→ **Data items**:
"""
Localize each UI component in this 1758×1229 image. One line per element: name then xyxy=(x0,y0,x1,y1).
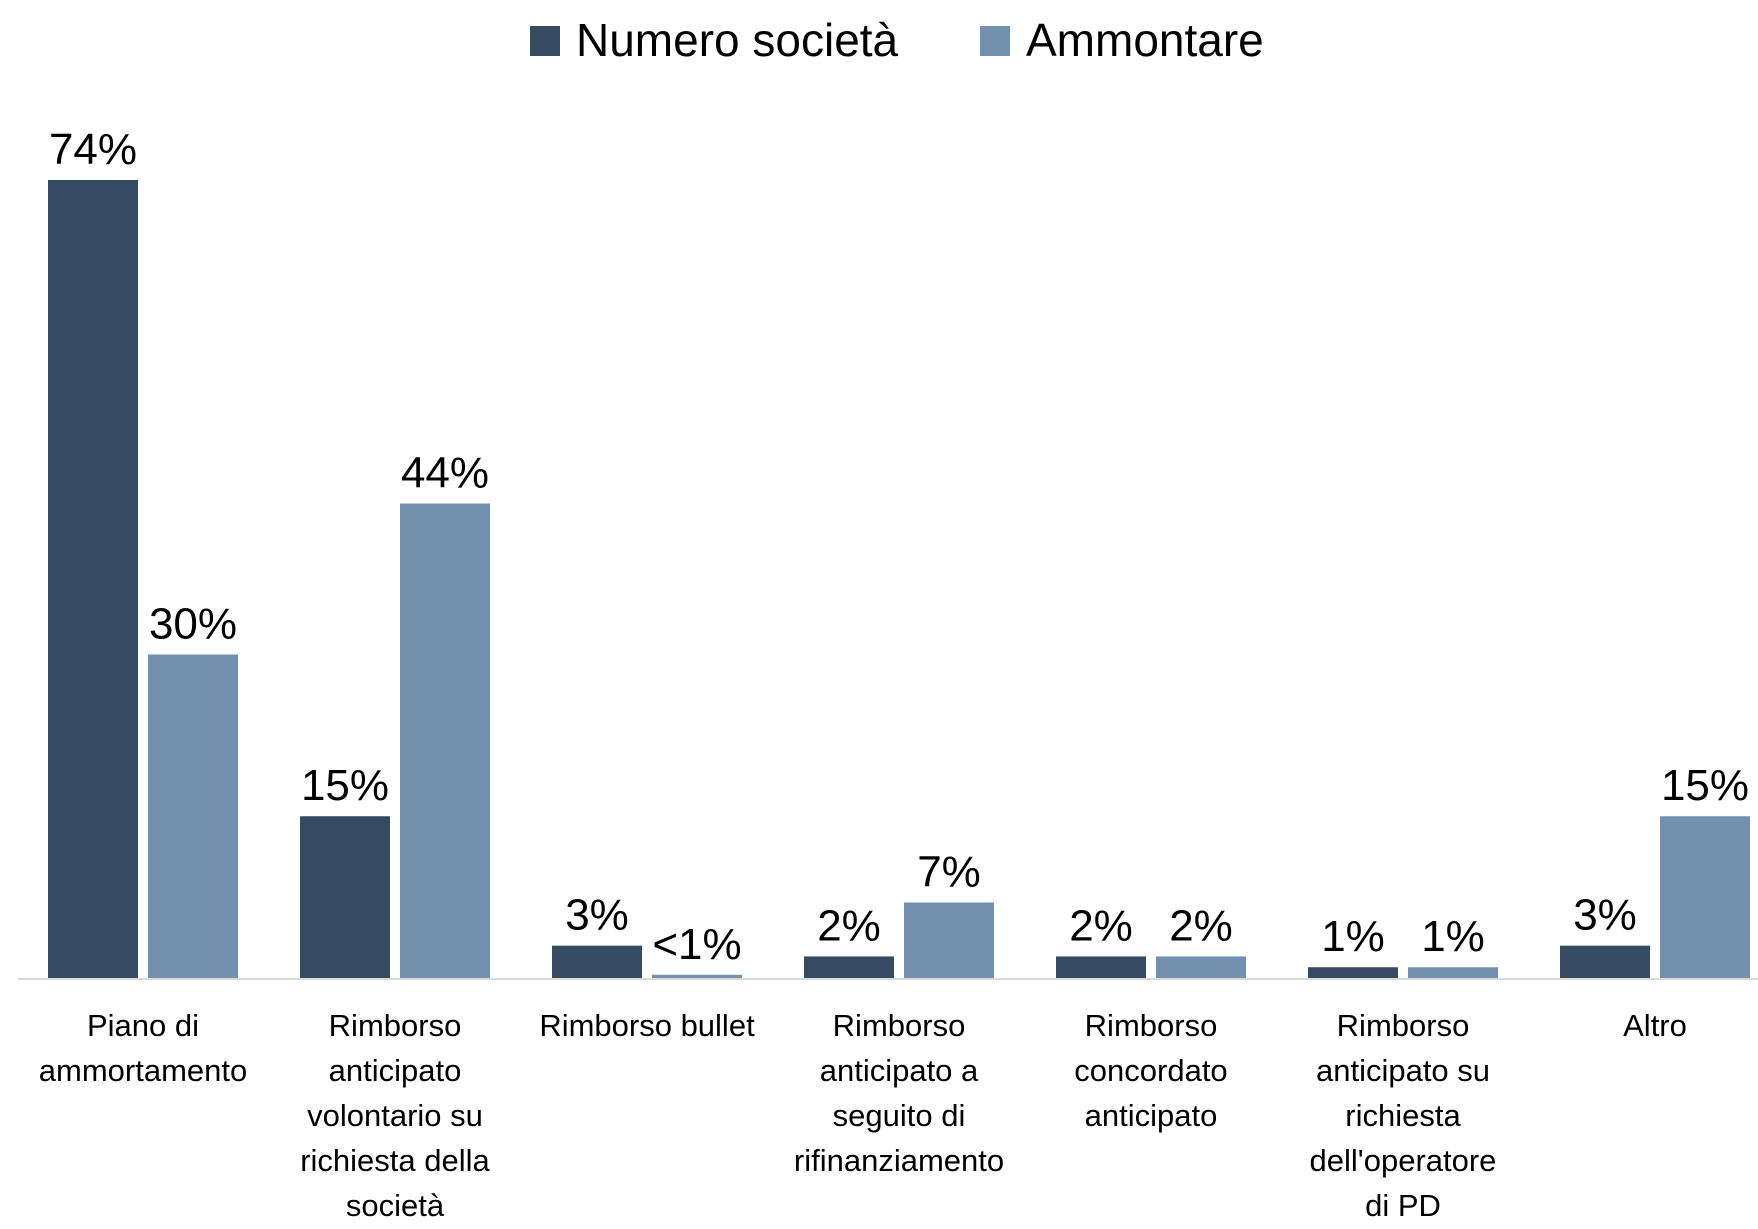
bar-numero-societa-6 xyxy=(1560,945,1650,978)
category-label-line: anticipato a xyxy=(820,1053,979,1088)
bar-ammontare-4 xyxy=(1156,956,1246,978)
data-label-numero-societa-6: 3% xyxy=(1573,891,1637,940)
category-label-line: Rimborso xyxy=(329,1008,462,1043)
legend-label-ammontare: Ammontare xyxy=(1026,14,1264,66)
bars xyxy=(48,180,1750,978)
legend: Numero società Ammontare xyxy=(530,14,1264,66)
category-label-line: di PD xyxy=(1365,1188,1441,1223)
bar-numero-societa-2 xyxy=(552,945,642,978)
data-label-numero-societa-1: 15% xyxy=(301,761,389,810)
data-label-numero-societa-2: 3% xyxy=(565,891,629,940)
category-label-line: Rimborso xyxy=(1085,1008,1218,1043)
category-label-line: ammortamento xyxy=(39,1053,247,1088)
data-label-numero-societa-5: 1% xyxy=(1321,912,1385,961)
category-label-line: volontario su xyxy=(307,1098,483,1133)
data-label-numero-societa-0: 74% xyxy=(49,125,137,174)
category-label-4: Rimborso concordato anticipato xyxy=(1074,1008,1227,1133)
data-label-ammontare-5: 1% xyxy=(1421,912,1485,961)
category-label-6: Altro xyxy=(1623,1008,1687,1043)
data-label-ammontare-3: 7% xyxy=(917,848,981,897)
category-label-line: Rimborso xyxy=(1337,1008,1470,1043)
bar-numero-societa-1 xyxy=(300,816,390,978)
data-label-ammontare-4: 2% xyxy=(1169,901,1233,950)
category-label-line: richiesta xyxy=(1345,1098,1461,1133)
bar-ammontare-0 xyxy=(148,654,238,978)
category-label-line: dell'operatore xyxy=(1310,1143,1497,1178)
category-label-line: Rimborso bullet xyxy=(539,1008,755,1043)
bar-numero-societa-3 xyxy=(804,956,894,978)
category-label-line: concordato xyxy=(1074,1053,1227,1088)
category-label-line: richiesta della xyxy=(300,1143,490,1178)
category-label-line: Piano di xyxy=(87,1008,199,1043)
data-label-ammontare-0: 30% xyxy=(149,599,237,648)
category-label-line: anticipato su xyxy=(1316,1053,1490,1088)
category-label-line: anticipato xyxy=(329,1053,462,1088)
category-label-3: Rimborso anticipato a seguito di rifinanzia… xyxy=(794,1008,1004,1178)
bar-ammontare-6 xyxy=(1660,816,1750,978)
bar-numero-societa-0 xyxy=(48,180,138,978)
bar-ammontare-1 xyxy=(400,503,490,978)
category-label-0: Piano di ammortamento xyxy=(39,1008,247,1088)
category-label-line: seguito di xyxy=(833,1098,966,1133)
category-label-1: Rimborso anticipato volontario su richiesta… xyxy=(300,1008,490,1223)
bar-numero-societa-5 xyxy=(1308,967,1398,978)
data-label-numero-societa-3: 2% xyxy=(817,901,881,950)
bar-ammontare-5 xyxy=(1408,967,1498,978)
bar-ammontare-3 xyxy=(904,902,994,978)
category-label-line: anticipato xyxy=(1085,1098,1218,1133)
legend-swatch-ammontare xyxy=(980,26,1010,56)
category-labels: Piano di ammortamento Rimborso anticipato vo… xyxy=(39,1008,1687,1223)
category-label-2: Rimborso bullet xyxy=(539,1008,755,1043)
data-label-ammontare-1: 44% xyxy=(401,449,489,498)
bar-ammontare-2 xyxy=(652,974,742,978)
data-label-ammontare-6: 15% xyxy=(1661,761,1749,810)
bar-numero-societa-4 xyxy=(1056,956,1146,978)
legend-swatch-numero-societa xyxy=(530,26,560,56)
category-label-line: Rimborso xyxy=(833,1008,966,1043)
category-label-line: rifinanziamento xyxy=(794,1143,1004,1178)
legend-label-numero-societa: Numero società xyxy=(576,14,899,66)
data-label-ammontare-2: <1% xyxy=(652,920,741,969)
category-label-5: Rimborso anticipato su richiesta dell'opera… xyxy=(1310,1008,1497,1223)
category-label-line: Altro xyxy=(1623,1008,1687,1043)
value-labels: 74% 30% 15% 44% 3% <1% 2% 7% 2% 2% 1% 1% 3% 15% xyxy=(49,125,1749,969)
category-label-line: società xyxy=(346,1188,445,1223)
data-label-numero-societa-4: 2% xyxy=(1069,901,1133,950)
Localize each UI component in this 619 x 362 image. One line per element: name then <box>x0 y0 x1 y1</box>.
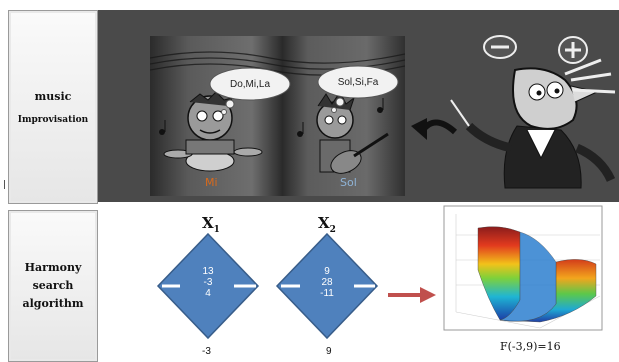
diamond-x1-value-3: 4 <box>205 288 211 299</box>
thought-bubble-left: Do,Mi,La <box>209 67 291 115</box>
search-label: search <box>32 279 74 292</box>
row-label-music-improvisation: music Improvisation <box>8 10 98 204</box>
caption-sol: Sol <box>340 176 357 189</box>
variable-x1-label: X1 <box>202 214 220 235</box>
drummer-character <box>163 91 263 172</box>
caption-mi: Mi <box>205 176 218 189</box>
diamond-x2-value-1: 9 <box>324 266 330 277</box>
diamond-x2 <box>275 232 379 340</box>
diamond-x2-value-3: -11 <box>320 288 334 299</box>
arrow-right-icon <box>388 287 436 303</box>
bubble-left-text: Do,Mi,La <box>230 79 270 90</box>
row-label-harmony-search: Harmony search algorithm <box>8 210 98 362</box>
musicians-photo: Do,Mi,La Sol,Si,Fa <box>150 36 405 196</box>
diamond-x2-value-2: 28 <box>321 277 333 288</box>
surface-plot <box>443 205 603 331</box>
diamond-x1 <box>156 232 260 340</box>
music-note-icon <box>159 98 384 137</box>
minus-sign-icon <box>483 35 517 59</box>
left-tick-mark <box>4 180 5 189</box>
harmony-label: Harmony <box>24 261 82 274</box>
diamond-x1-value-2: -3 <box>203 277 213 288</box>
diamond-x1-value-1: 13 <box>202 266 214 277</box>
conductor-character <box>450 58 616 189</box>
improvisation-label: Improvisation <box>17 114 89 125</box>
diamond-x2-values: 9 28 -11 <box>297 266 357 299</box>
plus-sign-icon <box>558 36 588 64</box>
objective-result: F(-3,9)=16 <box>500 340 561 353</box>
music-label: music <box>34 89 72 103</box>
guitarist-character <box>316 91 389 174</box>
diamond-x1-values: 13 -3 4 <box>178 266 238 299</box>
thought-bubble-right: Sol,Si,Fa <box>317 65 399 113</box>
selected-x1-value: -3 <box>202 346 211 357</box>
bubble-right-text: Sol,Si,Fa <box>338 77 379 88</box>
algorithm-label: algorithm <box>22 297 84 310</box>
variable-x2-label: X2 <box>318 214 336 235</box>
curved-arrow-icon <box>411 118 458 140</box>
selected-x2-value: 9 <box>326 346 332 357</box>
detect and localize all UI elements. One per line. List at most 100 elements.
"""
→ **Task details**:
Retype every line of the items above without changing a character, and leave the pictures out.

→ **Written response**:
Localize each UI component in this 1758×1229 image. One line per element: name then xyxy=(x0,y0,x1,y1).
bar-numero-societa-6 xyxy=(1560,945,1650,978)
category-label-line: anticipato a xyxy=(820,1053,979,1088)
bar-ammontare-4 xyxy=(1156,956,1246,978)
data-label-numero-societa-6: 3% xyxy=(1573,891,1637,940)
category-label-line: Rimborso xyxy=(329,1008,462,1043)
legend-label-ammontare: Ammontare xyxy=(1026,14,1264,66)
bars xyxy=(48,180,1750,978)
legend: Numero società Ammontare xyxy=(530,14,1264,66)
category-label-line: di PD xyxy=(1365,1188,1441,1223)
bar-numero-societa-2 xyxy=(552,945,642,978)
data-label-numero-societa-1: 15% xyxy=(301,761,389,810)
data-label-numero-societa-2: 3% xyxy=(565,891,629,940)
category-label-line: Rimborso xyxy=(1085,1008,1218,1043)
category-label-line: ammortamento xyxy=(39,1053,247,1088)
data-label-numero-societa-5: 1% xyxy=(1321,912,1385,961)
category-label-line: volontario su xyxy=(307,1098,483,1133)
data-label-numero-societa-0: 74% xyxy=(49,125,137,174)
category-label-4: Rimborso concordato anticipato xyxy=(1074,1008,1227,1133)
data-label-ammontare-5: 1% xyxy=(1421,912,1485,961)
category-label-6: Altro xyxy=(1623,1008,1687,1043)
data-label-ammontare-3: 7% xyxy=(917,848,981,897)
category-label-line: Rimborso xyxy=(1337,1008,1470,1043)
bar-numero-societa-1 xyxy=(300,816,390,978)
data-label-ammontare-4: 2% xyxy=(1169,901,1233,950)
category-label-line: richiesta xyxy=(1345,1098,1461,1133)
bar-ammontare-0 xyxy=(148,654,238,978)
category-label-line: dell'operatore xyxy=(1310,1143,1497,1178)
category-label-line: Rimborso bullet xyxy=(539,1008,755,1043)
bar-numero-societa-3 xyxy=(804,956,894,978)
category-label-line: concordato xyxy=(1074,1053,1227,1088)
category-label-line: richiesta della xyxy=(300,1143,490,1178)
category-label-line: Piano di xyxy=(87,1008,199,1043)
data-label-ammontare-0: 30% xyxy=(149,599,237,648)
category-label-line: anticipato su xyxy=(1316,1053,1490,1088)
category-label-line: anticipato xyxy=(329,1053,462,1088)
category-label-3: Rimborso anticipato a seguito di rifinanzia… xyxy=(794,1008,1004,1178)
bar-ammontare-6 xyxy=(1660,816,1750,978)
bar-numero-societa-0 xyxy=(48,180,138,978)
bar-ammontare-1 xyxy=(400,503,490,978)
category-label-0: Piano di ammortamento xyxy=(39,1008,247,1088)
category-label-line: seguito di xyxy=(833,1098,966,1133)
category-label-1: Rimborso anticipato volontario su richiesta… xyxy=(300,1008,490,1223)
bar-numero-societa-5 xyxy=(1308,967,1398,978)
data-label-numero-societa-3: 2% xyxy=(817,901,881,950)
bar-ammontare-5 xyxy=(1408,967,1498,978)
bar-ammontare-3 xyxy=(904,902,994,978)
category-label-line: anticipato xyxy=(1085,1098,1218,1133)
legend-swatch-ammontare xyxy=(980,26,1010,56)
category-labels: Piano di ammortamento Rimborso anticipato vo… xyxy=(39,1008,1687,1223)
category-label-2: Rimborso bullet xyxy=(539,1008,755,1043)
data-label-ammontare-1: 44% xyxy=(401,449,489,498)
bar-ammontare-2 xyxy=(652,974,742,978)
data-label-ammontare-6: 15% xyxy=(1661,761,1749,810)
bar-numero-societa-4 xyxy=(1056,956,1146,978)
legend-swatch-numero-societa xyxy=(530,26,560,56)
category-label-line: Rimborso xyxy=(833,1008,966,1043)
category-label-line: rifinanziamento xyxy=(794,1143,1004,1178)
legend-label-numero-societa: Numero società xyxy=(576,14,899,66)
data-label-ammontare-2: <1% xyxy=(652,920,741,969)
category-label-5: Rimborso anticipato su richiesta dell'opera… xyxy=(1310,1008,1497,1223)
category-label-line: Altro xyxy=(1623,1008,1687,1043)
value-labels: 74% 30% 15% 44% 3% <1% 2% 7% 2% 2% 1% 1% 3% 15% xyxy=(49,125,1749,969)
category-label-line: società xyxy=(346,1188,445,1223)
data-label-numero-societa-4: 2% xyxy=(1069,901,1133,950)
Localize each UI component in this 619 x 362 image. One line per element: name then <box>x0 y0 x1 y1</box>.
diamond-x1-value-3: 4 <box>205 288 211 299</box>
thought-bubble-left: Do,Mi,La <box>209 67 291 115</box>
search-label: search <box>32 279 74 292</box>
row-label-music-improvisation: music Improvisation <box>8 10 98 204</box>
caption-sol: Sol <box>340 176 357 189</box>
variable-x1-label: X1 <box>202 214 220 235</box>
drummer-character <box>163 91 263 172</box>
caption-mi: Mi <box>205 176 218 189</box>
diamond-x2-value-1: 9 <box>324 266 330 277</box>
diamond-x2 <box>275 232 379 340</box>
diamond-x2-value-3: -11 <box>320 288 334 299</box>
arrow-right-icon <box>388 287 436 303</box>
bubble-left-text: Do,Mi,La <box>230 79 270 90</box>
row-label-harmony-search: Harmony search algorithm <box>8 210 98 362</box>
musicians-photo: Do,Mi,La Sol,Si,Fa <box>150 36 405 196</box>
diamond-x2-value-2: 28 <box>321 277 333 288</box>
surface-plot <box>443 205 603 331</box>
diamond-x1 <box>156 232 260 340</box>
music-note-icon <box>159 98 384 137</box>
minus-sign-icon <box>483 35 517 59</box>
left-tick-mark <box>4 180 5 189</box>
harmony-label: Harmony <box>24 261 82 274</box>
diamond-x1-value-2: -3 <box>203 277 213 288</box>
diamond-x1-value-1: 13 <box>202 266 214 277</box>
conductor-character <box>450 58 616 189</box>
improvisation-label: Improvisation <box>17 114 89 125</box>
diamond-x2-values: 9 28 -11 <box>297 266 357 299</box>
plus-sign-icon <box>558 36 588 64</box>
objective-result: F(-3,9)=16 <box>500 340 561 353</box>
music-label: music <box>34 89 72 103</box>
guitarist-character <box>316 91 389 174</box>
diamond-x1-values: 13 -3 4 <box>178 266 238 299</box>
thought-bubble-right: Sol,Si,Fa <box>317 65 399 113</box>
selected-x1-value: -3 <box>202 346 211 357</box>
bubble-right-text: Sol,Si,Fa <box>338 77 379 88</box>
algorithm-label: algorithm <box>22 297 84 310</box>
variable-x2-label: X2 <box>318 214 336 235</box>
curved-arrow-icon <box>411 118 458 140</box>
selected-x2-value: 9 <box>326 346 332 357</box>
detect and localize all UI elements. One per line. List at most 100 elements.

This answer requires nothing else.